= AIM =
Output the data below in full, character for character.

= AVAILABLE DATA =
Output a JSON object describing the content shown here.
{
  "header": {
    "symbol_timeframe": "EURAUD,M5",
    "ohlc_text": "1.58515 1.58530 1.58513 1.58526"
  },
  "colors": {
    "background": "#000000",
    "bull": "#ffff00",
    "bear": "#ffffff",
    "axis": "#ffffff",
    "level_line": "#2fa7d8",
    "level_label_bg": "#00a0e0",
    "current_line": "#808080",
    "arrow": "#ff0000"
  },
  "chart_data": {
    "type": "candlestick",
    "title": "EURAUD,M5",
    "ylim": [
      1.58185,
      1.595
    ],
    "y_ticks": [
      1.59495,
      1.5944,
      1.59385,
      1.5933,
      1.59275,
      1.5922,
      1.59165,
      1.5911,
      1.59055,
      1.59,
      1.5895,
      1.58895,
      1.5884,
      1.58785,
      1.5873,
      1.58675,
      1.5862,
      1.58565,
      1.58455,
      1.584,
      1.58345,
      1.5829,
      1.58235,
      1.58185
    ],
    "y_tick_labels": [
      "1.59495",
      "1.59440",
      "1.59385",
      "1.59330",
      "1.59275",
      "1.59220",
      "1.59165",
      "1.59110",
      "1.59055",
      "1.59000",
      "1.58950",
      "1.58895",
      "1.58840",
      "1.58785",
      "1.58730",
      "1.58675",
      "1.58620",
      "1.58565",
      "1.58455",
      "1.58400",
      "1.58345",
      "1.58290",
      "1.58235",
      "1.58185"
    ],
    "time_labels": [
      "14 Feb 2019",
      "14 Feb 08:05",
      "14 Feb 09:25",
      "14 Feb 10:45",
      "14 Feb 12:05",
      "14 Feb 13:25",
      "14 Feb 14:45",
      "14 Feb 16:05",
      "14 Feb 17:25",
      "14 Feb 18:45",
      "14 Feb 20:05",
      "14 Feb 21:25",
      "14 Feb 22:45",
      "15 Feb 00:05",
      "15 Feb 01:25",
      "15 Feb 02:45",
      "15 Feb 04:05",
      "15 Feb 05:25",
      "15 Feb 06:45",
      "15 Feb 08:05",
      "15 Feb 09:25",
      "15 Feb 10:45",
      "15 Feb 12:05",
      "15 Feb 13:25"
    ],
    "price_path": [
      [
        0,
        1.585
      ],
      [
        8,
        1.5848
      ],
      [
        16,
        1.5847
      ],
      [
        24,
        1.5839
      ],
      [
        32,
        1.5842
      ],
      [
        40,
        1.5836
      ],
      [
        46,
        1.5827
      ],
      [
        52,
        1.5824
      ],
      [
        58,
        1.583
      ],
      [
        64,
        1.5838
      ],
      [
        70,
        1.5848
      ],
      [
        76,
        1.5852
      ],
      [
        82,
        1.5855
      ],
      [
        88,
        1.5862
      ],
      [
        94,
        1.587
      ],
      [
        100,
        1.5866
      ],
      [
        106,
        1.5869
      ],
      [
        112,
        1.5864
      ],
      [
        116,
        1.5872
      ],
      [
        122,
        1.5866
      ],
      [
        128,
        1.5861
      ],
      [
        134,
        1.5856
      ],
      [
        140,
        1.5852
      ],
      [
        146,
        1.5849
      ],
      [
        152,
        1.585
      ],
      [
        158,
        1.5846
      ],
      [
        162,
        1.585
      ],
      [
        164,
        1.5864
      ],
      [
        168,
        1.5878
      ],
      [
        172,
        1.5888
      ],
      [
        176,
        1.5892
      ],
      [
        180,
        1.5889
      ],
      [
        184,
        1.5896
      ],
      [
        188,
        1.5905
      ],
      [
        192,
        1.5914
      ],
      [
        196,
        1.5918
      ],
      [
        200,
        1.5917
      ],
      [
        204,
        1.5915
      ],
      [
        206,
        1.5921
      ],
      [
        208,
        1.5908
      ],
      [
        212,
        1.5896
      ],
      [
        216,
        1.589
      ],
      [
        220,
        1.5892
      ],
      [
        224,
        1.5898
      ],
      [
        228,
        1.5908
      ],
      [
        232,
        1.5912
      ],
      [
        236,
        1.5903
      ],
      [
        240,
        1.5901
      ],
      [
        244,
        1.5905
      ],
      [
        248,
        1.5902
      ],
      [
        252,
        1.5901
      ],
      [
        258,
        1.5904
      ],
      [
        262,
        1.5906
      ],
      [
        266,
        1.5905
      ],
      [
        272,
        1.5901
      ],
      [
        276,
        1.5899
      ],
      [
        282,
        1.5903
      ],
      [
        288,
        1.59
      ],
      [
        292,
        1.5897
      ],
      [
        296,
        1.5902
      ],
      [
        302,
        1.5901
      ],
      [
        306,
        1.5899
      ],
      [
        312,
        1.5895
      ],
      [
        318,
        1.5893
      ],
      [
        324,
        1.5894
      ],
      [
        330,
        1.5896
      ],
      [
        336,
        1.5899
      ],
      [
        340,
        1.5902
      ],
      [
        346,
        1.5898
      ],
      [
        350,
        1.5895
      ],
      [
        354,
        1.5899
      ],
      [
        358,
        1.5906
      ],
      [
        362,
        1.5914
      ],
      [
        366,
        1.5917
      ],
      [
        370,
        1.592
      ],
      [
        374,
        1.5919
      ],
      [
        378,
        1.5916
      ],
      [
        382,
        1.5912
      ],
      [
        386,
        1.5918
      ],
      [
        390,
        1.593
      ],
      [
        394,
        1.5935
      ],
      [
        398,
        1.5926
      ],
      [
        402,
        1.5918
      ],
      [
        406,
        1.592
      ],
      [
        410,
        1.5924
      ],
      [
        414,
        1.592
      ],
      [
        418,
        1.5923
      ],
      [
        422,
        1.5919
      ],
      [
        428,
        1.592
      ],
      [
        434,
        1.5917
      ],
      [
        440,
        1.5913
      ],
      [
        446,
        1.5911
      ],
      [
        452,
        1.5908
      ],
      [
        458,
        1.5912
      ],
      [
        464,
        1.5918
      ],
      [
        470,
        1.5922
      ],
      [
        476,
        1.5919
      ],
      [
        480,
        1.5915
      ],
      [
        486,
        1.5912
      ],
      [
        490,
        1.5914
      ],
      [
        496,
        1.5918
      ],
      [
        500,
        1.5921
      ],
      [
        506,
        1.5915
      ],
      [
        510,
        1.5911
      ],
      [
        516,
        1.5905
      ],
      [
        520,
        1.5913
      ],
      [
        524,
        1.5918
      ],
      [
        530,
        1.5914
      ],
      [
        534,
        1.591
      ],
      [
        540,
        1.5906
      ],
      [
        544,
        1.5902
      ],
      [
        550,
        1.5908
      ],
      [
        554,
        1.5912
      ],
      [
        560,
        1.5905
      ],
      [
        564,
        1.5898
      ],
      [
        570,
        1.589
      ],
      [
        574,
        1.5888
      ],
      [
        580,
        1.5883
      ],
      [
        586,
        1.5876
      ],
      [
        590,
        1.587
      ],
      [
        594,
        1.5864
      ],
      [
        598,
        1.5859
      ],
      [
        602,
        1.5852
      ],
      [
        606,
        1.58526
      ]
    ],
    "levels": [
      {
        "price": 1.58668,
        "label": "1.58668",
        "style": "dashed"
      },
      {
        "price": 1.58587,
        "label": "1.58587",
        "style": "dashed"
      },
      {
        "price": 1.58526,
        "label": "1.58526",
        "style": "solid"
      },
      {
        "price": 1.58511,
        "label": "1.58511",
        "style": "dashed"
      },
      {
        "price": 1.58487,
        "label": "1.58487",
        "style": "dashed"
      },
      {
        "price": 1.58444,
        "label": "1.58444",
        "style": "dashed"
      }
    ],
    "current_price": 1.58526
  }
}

= EXERCISE ANSWER =
Output a JSON object describing the content shown here.
{
  "header": {
    "symbol_timeframe": "EURAUD,M5",
    "ohlc_text": "1.58515 1.58530 1.58513 1.58526"
  },
  "colors": {
    "background": "#000000",
    "bull": "#ffff00",
    "bear": "#ffffff",
    "axis": "#ffffff",
    "level_line": "#2fa7d8",
    "level_label_bg": "#00a0e0",
    "current_line": "#808080",
    "arrow": "#ff0000"
  },
  "chart_data": {
    "type": "candlestick",
    "title": "EURAUD,M5",
    "ylim": [
      1.58185,
      1.595
    ],
    "y_ticks": [
      1.59495,
      1.5944,
      1.59385,
      1.5933,
      1.59275,
      1.5922,
      1.59165,
      1.5911,
      1.59055,
      1.59,
      1.5895,
      1.58895,
      1.5884,
      1.58785,
      1.5873,
      1.58675,
      1.5862,
      1.58565,
      1.58455,
      1.584,
      1.58345,
      1.5829,
      1.58235,
      1.58185
    ],
    "y_tick_labels": [
      "1.59495",
      "1.59440",
      "1.59385",
      "1.59330",
      "1.59275",
      "1.59220",
      "1.59165",
      "1.59110",
      "1.59055",
      "1.59000",
      "1.58950",
      "1.58895",
      "1.58840",
      "1.58785",
      "1.58730",
      "1.58675",
      "1.58620",
      "1.58565",
      "1.58455",
      "1.58400",
      "1.58345",
      "1.58290",
      "1.58235",
      "1.58185"
    ],
    "time_labels": [
      "14 Feb 2019",
      "14 Feb 08:05",
      "14 Feb 09:25",
      "14 Feb 10:45",
      "14 Feb 12:05",
      "14 Feb 13:25",
      "14 Feb 14:45",
      "14 Feb 16:05",
      "14 Feb 17:25",
      "14 Feb 18:45",
      "14 Feb 20:05",
      "14 Feb 21:25",
      "14 Feb 22:45",
      "15 Feb 00:05",
      "15 Feb 01:25",
      "15 Feb 02:45",
      "15 Feb 04:05",
      "15 Feb 05:25",
      "15 Feb 06:45",
      "15 Feb 08:05",
      "15 Feb 09:25",
      "15 Feb 10:45",
      "15 Feb 12:05",
      "15 Feb 13:25"
    ],
    "price_path": [
      [
        0,
        1.585
      ],
      [
        8,
        1.5848
      ],
      [
        16,
        1.5847
      ],
      [
        24,
        1.5839
      ],
      [
        32,
        1.5842
      ],
      [
        40,
        1.5836
      ],
      [
        46,
        1.5827
      ],
      [
        52,
        1.5824
      ],
      [
        58,
        1.583
      ],
      [
        64,
        1.5838
      ],
      [
        70,
        1.5848
      ],
      [
        76,
        1.5852
      ],
      [
        82,
        1.5855
      ],
      [
        88,
        1.5862
      ],
      [
        94,
        1.587
      ],
      [
        100,
        1.5866
      ],
      [
        106,
        1.5869
      ],
      [
        112,
        1.5864
      ],
      [
        116,
        1.5872
      ],
      [
        122,
        1.5866
      ],
      [
        128,
        1.5861
      ],
      [
        134,
        1.5856
      ],
      [
        140,
        1.5852
      ],
      [
        146,
        1.5849
      ],
      [
        152,
        1.585
      ],
      [
        158,
        1.5846
      ],
      [
        162,
        1.585
      ],
      [
        164,
        1.5864
      ],
      [
        168,
        1.5878
      ],
      [
        172,
        1.5888
      ],
      [
        176,
        1.5892
      ],
      [
        180,
        1.5889
      ],
      [
        184,
        1.5896
      ],
      [
        188,
        1.5905
      ],
      [
        192,
        1.5914
      ],
      [
        196,
        1.5918
      ],
      [
        200,
        1.5917
      ],
      [
        204,
        1.5915
      ],
      [
        206,
        1.5921
      ],
      [
        208,
        1.5908
      ],
      [
        212,
        1.5896
      ],
      [
        216,
        1.589
      ],
      [
        220,
        1.5892
      ],
      [
        224,
        1.5898
      ],
      [
        228,
        1.5908
      ],
      [
        232,
        1.5912
      ],
      [
        236,
        1.5903
      ],
      [
        240,
        1.5901
      ],
      [
        244,
        1.5905
      ],
      [
        248,
        1.5902
      ],
      [
        252,
        1.5901
      ],
      [
        258,
        1.5904
      ],
      [
        262,
        1.5906
      ],
      [
        266,
        1.5905
      ],
      [
        272,
        1.5901
      ],
      [
        276,
        1.5899
      ],
      [
        282,
        1.5903
      ],
      [
        288,
        1.59
      ],
      [
        292,
        1.5897
      ],
      [
        296,
        1.5902
      ],
      [
        302,
        1.5901
      ],
      [
        306,
        1.5899
      ],
      [
        312,
        1.5895
      ],
      [
        318,
        1.5893
      ],
      [
        324,
        1.5894
      ],
      [
        330,
        1.5896
      ],
      [
        336,
        1.5899
      ],
      [
        340,
        1.5902
      ],
      [
        346,
        1.5898
      ],
      [
        350,
        1.5895
      ],
      [
        354,
        1.5899
      ],
      [
        358,
        1.5906
      ],
      [
        362,
        1.5914
      ],
      [
        366,
        1.5917
      ],
      [
        370,
        1.592
      ],
      [
        374,
        1.5919
      ],
      [
        378,
        1.5916
      ],
      [
        382,
        1.5912
      ],
      [
        386,
        1.5918
      ],
      [
        390,
        1.593
      ],
      [
        394,
        1.5935
      ],
      [
        398,
        1.5926
      ],
      [
        402,
        1.5918
      ],
      [
        406,
        1.592
      ],
      [
        410,
        1.5924
      ],
      [
        414,
        1.592
      ],
      [
        418,
        1.5923
      ],
      [
        422,
        1.5919
      ],
      [
        428,
        1.592
      ],
      [
        434,
        1.5917
      ],
      [
        440,
        1.5913
      ],
      [
        446,
        1.5911
      ],
      [
        452,
        1.5908
      ],
      [
        458,
        1.5912
      ],
      [
        464,
        1.5918
      ],
      [
        470,
        1.5922
      ],
      [
        476,
        1.5919
      ],
      [
        480,
        1.5915
      ],
      [
        486,
        1.5912
      ],
      [
        490,
        1.5914
      ],
      [
        496,
        1.5918
      ],
      [
        500,
        1.5921
      ],
      [
        506,
        1.5915
      ],
      [
        510,
        1.5911
      ],
      [
        516,
        1.5905
      ],
      [
        520,
        1.5913
      ],
      [
        524,
        1.5918
      ],
      [
        530,
        1.5914
      ],
      [
        534,
        1.591
      ],
      [
        540,
        1.5906
      ],
      [
        544,
        1.5902
      ],
      [
        550,
        1.5908
      ],
      [
        554,
        1.5912
      ],
      [
        560,
        1.5905
      ],
      [
        564,
        1.5898
      ],
      [
        570,
        1.589
      ],
      [
        574,
        1.5888
      ],
      [
        580,
        1.5883
      ],
      [
        586,
        1.5876
      ],
      [
        590,
        1.587
      ],
      [
        594,
        1.5864
      ],
      [
        598,
        1.5859
      ],
      [
        602,
        1.5852
      ],
      [
        606,
        1.58526
      ]
    ],
    "levels": [
      {
        "price": 1.58668,
        "label": "1.58668",
        "style": "dashed"
      },
      {
        "price": 1.58587,
        "label": "1.58587",
        "style": "dashed"
      },
      {
        "price": 1.58526,
        "label": "1.58526",
        "style": "solid"
      },
      {
        "price": 1.58511,
        "label": "1.58511",
        "style": "dashed"
      },
      {
        "price": 1.58487,
        "label": "1.58487",
        "style": "dashed"
      },
      {
        "price": 1.58444,
        "label": "1.58444",
        "style": "dashed"
      }
    ],
    "current_price": 1.58526
  }
}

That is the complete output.